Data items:
----------------------------------------
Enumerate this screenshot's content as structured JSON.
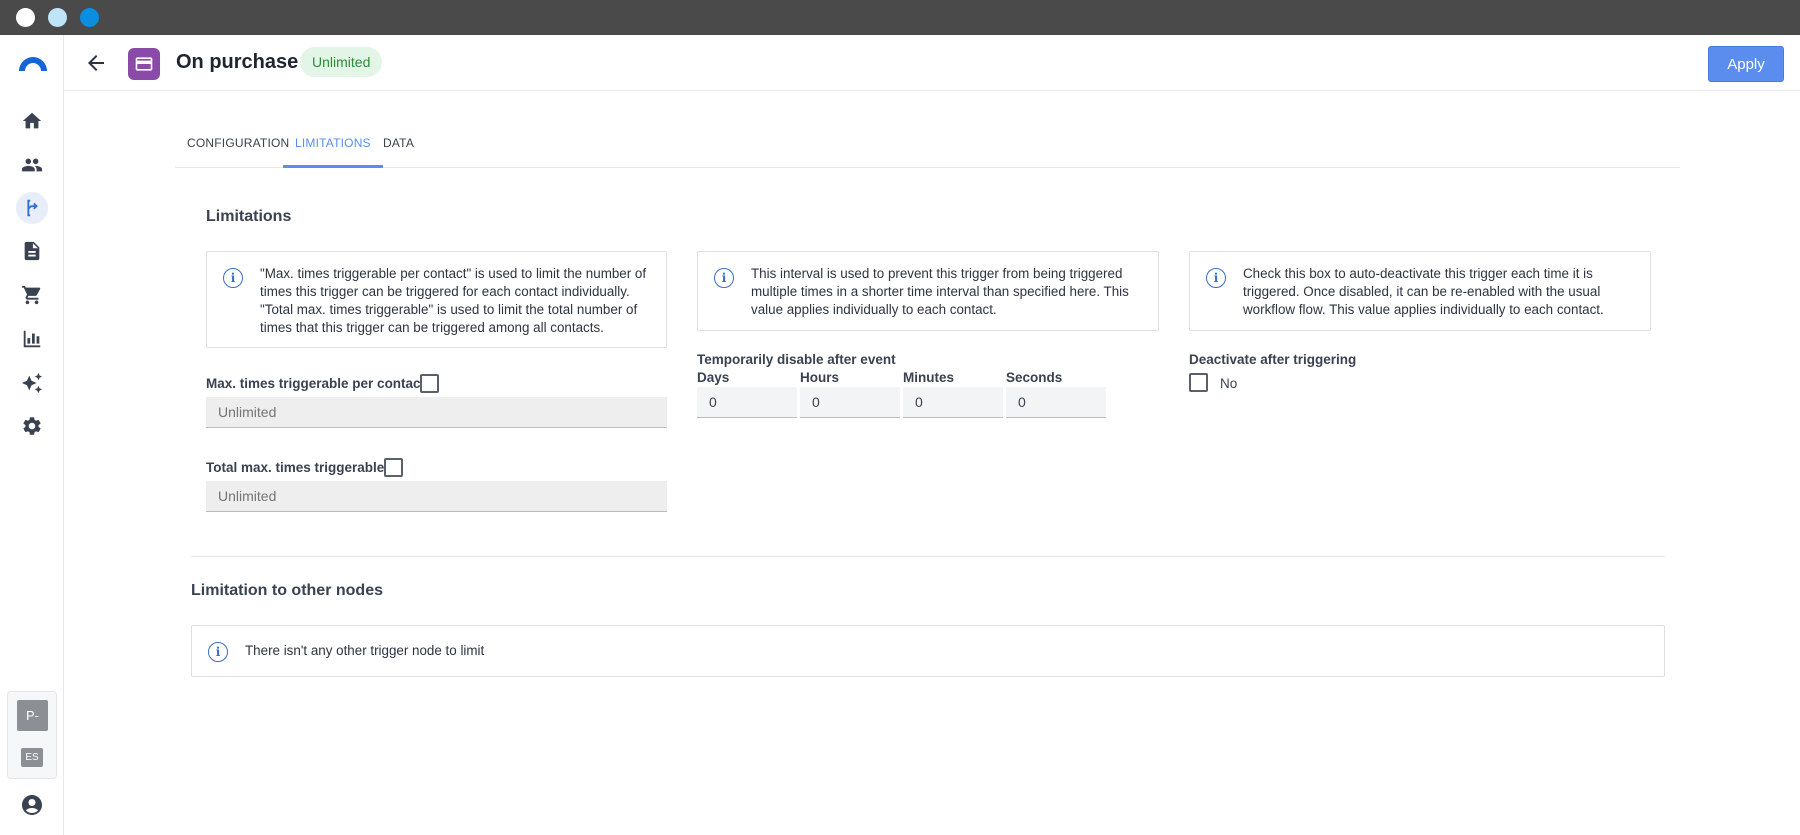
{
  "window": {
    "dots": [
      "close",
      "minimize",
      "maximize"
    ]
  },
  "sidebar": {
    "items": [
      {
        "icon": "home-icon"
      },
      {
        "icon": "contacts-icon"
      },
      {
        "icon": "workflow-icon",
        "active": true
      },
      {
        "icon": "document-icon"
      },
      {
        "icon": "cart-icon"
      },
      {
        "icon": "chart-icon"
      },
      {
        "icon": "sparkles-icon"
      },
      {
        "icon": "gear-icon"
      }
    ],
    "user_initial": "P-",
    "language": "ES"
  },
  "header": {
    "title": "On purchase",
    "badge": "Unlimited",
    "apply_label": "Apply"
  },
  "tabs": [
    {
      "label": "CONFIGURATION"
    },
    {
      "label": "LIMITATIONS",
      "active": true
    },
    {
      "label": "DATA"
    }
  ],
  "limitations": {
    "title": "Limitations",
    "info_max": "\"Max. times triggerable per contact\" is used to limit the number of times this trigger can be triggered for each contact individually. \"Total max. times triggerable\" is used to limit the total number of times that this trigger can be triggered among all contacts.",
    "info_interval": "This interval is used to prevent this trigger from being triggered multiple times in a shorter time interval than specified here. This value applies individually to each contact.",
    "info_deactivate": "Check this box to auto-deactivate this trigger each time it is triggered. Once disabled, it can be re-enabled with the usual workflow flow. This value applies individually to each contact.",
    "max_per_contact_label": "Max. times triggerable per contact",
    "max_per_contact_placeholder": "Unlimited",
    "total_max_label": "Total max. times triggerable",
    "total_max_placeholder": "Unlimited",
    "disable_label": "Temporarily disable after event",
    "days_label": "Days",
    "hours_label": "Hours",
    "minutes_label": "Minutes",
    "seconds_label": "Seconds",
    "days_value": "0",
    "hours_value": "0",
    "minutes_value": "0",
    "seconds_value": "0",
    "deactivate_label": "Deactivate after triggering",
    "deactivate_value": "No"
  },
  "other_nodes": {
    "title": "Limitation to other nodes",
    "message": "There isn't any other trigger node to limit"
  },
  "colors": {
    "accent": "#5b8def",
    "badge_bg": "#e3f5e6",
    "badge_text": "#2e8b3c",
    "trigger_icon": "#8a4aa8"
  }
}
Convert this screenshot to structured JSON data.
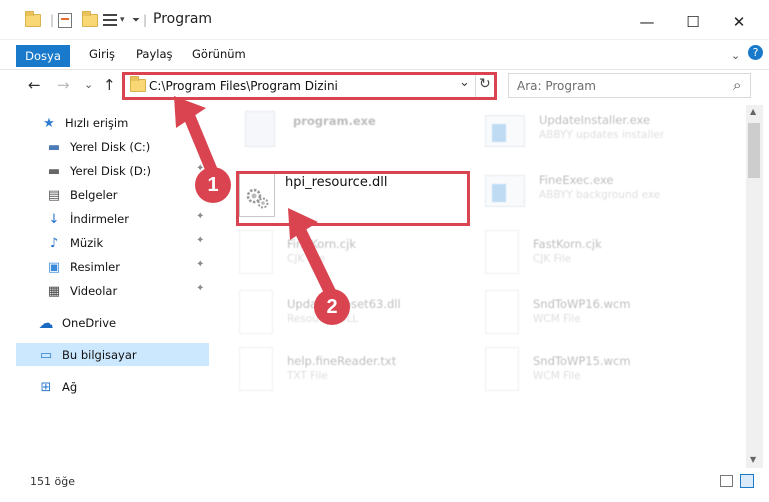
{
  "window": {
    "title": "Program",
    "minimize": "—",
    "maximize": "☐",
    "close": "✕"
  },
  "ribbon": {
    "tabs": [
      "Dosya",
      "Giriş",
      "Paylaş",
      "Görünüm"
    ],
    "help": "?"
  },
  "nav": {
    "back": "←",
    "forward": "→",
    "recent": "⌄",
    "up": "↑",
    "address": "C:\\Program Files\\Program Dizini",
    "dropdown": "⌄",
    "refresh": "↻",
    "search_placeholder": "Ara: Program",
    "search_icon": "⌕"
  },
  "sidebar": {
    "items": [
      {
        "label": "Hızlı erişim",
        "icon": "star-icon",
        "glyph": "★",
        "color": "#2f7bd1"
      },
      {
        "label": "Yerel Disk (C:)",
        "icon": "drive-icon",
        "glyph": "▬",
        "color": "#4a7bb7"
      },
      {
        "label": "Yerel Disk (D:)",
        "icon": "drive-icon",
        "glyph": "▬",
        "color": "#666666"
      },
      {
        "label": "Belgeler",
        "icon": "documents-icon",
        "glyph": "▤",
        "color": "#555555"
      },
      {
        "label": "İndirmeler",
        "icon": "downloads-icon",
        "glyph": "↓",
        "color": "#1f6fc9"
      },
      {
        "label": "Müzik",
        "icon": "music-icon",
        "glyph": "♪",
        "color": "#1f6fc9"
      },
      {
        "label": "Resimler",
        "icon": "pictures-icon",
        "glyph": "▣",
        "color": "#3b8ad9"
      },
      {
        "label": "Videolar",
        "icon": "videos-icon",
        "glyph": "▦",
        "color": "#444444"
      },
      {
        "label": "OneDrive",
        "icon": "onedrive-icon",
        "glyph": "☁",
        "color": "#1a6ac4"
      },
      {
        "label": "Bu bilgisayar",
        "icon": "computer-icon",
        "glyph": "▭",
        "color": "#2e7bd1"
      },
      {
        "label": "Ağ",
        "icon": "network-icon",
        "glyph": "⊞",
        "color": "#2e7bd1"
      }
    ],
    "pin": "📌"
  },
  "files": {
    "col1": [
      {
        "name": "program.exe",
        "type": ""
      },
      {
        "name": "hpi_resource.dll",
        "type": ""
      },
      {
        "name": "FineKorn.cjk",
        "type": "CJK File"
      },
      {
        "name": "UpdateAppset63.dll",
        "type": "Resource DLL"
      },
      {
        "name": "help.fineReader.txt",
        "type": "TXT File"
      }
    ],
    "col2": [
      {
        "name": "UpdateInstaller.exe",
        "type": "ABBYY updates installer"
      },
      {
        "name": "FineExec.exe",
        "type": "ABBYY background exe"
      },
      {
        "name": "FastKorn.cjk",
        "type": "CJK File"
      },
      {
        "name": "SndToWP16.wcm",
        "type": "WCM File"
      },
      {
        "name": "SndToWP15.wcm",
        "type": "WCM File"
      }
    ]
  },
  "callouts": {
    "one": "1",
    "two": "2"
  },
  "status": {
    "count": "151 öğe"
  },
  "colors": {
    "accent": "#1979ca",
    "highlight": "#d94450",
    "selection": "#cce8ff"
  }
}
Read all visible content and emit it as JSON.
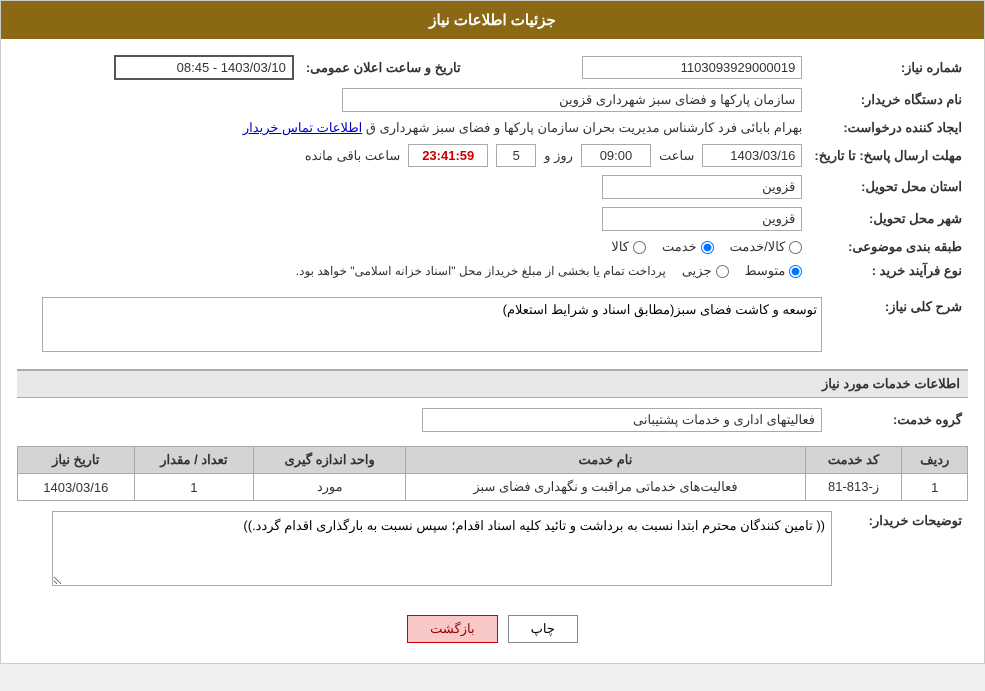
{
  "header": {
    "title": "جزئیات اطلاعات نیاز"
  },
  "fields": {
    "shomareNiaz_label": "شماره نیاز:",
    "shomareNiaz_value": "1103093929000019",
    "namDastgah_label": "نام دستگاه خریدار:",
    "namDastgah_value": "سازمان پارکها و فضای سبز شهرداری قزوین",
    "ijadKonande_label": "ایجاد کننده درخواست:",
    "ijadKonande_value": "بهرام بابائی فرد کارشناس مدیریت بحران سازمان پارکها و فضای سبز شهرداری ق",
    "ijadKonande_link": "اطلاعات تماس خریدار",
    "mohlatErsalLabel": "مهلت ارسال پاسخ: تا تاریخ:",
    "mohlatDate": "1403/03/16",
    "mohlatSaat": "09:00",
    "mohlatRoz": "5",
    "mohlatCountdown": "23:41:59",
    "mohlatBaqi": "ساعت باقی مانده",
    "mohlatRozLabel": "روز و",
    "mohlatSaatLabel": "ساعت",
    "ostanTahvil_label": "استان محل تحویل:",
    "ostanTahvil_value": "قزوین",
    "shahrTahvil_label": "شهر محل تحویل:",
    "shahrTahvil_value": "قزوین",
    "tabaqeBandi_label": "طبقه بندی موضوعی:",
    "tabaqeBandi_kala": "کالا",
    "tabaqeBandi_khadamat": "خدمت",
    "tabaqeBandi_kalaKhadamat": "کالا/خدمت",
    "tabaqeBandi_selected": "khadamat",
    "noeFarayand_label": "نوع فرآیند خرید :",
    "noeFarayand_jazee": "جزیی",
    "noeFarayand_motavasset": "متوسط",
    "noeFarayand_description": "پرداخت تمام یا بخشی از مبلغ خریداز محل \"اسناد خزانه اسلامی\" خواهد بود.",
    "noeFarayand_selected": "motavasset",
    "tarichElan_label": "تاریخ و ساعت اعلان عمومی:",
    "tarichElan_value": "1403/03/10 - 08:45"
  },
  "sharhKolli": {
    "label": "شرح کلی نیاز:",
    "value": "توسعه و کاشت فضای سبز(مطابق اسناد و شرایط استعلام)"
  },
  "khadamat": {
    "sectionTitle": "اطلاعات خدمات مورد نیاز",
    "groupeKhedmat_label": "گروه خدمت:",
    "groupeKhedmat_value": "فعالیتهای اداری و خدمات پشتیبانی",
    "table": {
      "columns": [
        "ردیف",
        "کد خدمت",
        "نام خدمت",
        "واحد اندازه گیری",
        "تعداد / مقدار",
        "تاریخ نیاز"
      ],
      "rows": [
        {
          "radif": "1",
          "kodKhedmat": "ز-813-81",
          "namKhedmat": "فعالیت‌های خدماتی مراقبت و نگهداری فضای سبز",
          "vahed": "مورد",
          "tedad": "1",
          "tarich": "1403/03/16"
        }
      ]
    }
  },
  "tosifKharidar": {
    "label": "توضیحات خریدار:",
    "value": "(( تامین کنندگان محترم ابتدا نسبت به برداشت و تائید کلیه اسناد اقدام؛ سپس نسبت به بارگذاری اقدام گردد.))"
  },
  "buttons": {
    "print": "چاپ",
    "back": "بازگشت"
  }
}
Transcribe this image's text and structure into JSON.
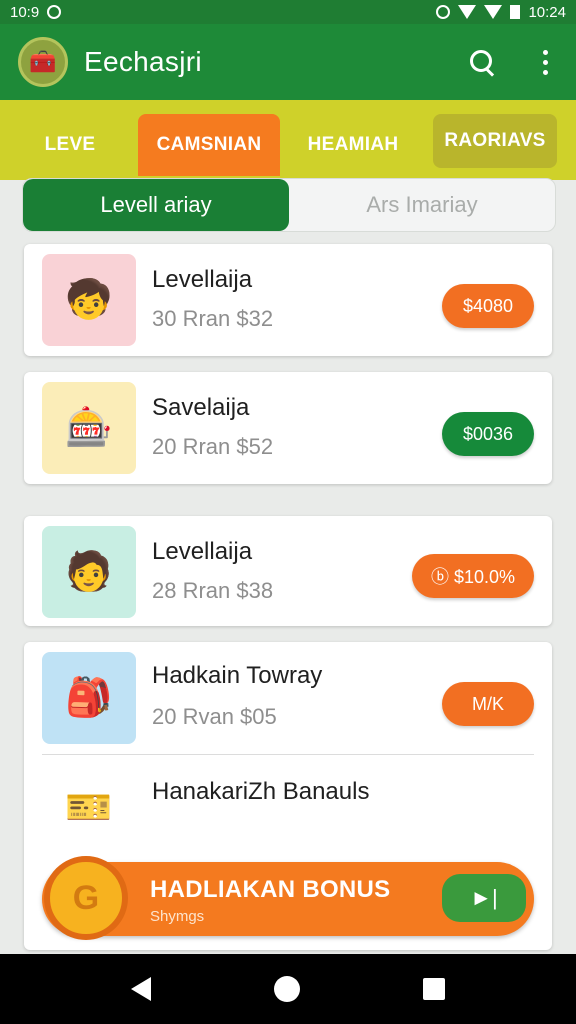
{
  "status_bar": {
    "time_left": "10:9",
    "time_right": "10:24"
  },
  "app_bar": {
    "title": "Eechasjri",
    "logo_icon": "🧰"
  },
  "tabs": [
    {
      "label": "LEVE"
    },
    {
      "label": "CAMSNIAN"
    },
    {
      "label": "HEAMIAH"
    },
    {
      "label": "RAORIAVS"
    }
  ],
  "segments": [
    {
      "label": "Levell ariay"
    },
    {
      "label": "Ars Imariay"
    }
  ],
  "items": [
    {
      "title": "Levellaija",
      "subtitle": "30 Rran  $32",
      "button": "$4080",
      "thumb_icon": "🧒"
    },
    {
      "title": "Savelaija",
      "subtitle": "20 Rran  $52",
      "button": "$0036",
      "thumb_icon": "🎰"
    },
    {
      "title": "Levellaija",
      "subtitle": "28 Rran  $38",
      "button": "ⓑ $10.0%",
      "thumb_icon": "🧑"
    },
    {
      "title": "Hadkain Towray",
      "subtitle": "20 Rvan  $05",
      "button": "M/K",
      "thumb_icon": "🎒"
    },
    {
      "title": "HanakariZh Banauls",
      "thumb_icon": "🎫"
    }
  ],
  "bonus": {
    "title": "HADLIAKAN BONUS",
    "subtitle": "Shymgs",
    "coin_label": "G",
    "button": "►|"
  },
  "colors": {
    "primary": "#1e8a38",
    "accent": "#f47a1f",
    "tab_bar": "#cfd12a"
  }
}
----------------------------------------
Copy out exactly the lines between the line that contains "Transcribe this image's" and the last line of the records, both ends included; leave out every picture.

Transcribe this image's text and structure into JSON.
{
  "status_bar": {
    "time_left": "10:9",
    "time_right": "10:24"
  },
  "app_bar": {
    "title": "Eechasjri",
    "logo_icon": "🧰"
  },
  "tabs": [
    {
      "label": "LEVE"
    },
    {
      "label": "CAMSNIAN"
    },
    {
      "label": "HEAMIAH"
    },
    {
      "label": "RAORIAVS"
    }
  ],
  "segments": [
    {
      "label": "Levell ariay"
    },
    {
      "label": "Ars Imariay"
    }
  ],
  "items": [
    {
      "title": "Levellaija",
      "subtitle": "30 Rran  $32",
      "button": "$4080",
      "thumb_icon": "🧒"
    },
    {
      "title": "Savelaija",
      "subtitle": "20 Rran  $52",
      "button": "$0036",
      "thumb_icon": "🎰"
    },
    {
      "title": "Levellaija",
      "subtitle": "28 Rran  $38",
      "button": "ⓑ $10.0%",
      "thumb_icon": "🧑"
    },
    {
      "title": "Hadkain Towray",
      "subtitle": "20 Rvan  $05",
      "button": "M/K",
      "thumb_icon": "🎒"
    },
    {
      "title": "HanakariZh Banauls",
      "thumb_icon": "🎫"
    }
  ],
  "bonus": {
    "title": "HADLIAKAN BONUS",
    "subtitle": "Shymgs",
    "coin_label": "G",
    "button": "►|"
  },
  "colors": {
    "primary": "#1e8a38",
    "accent": "#f47a1f",
    "tab_bar": "#cfd12a"
  }
}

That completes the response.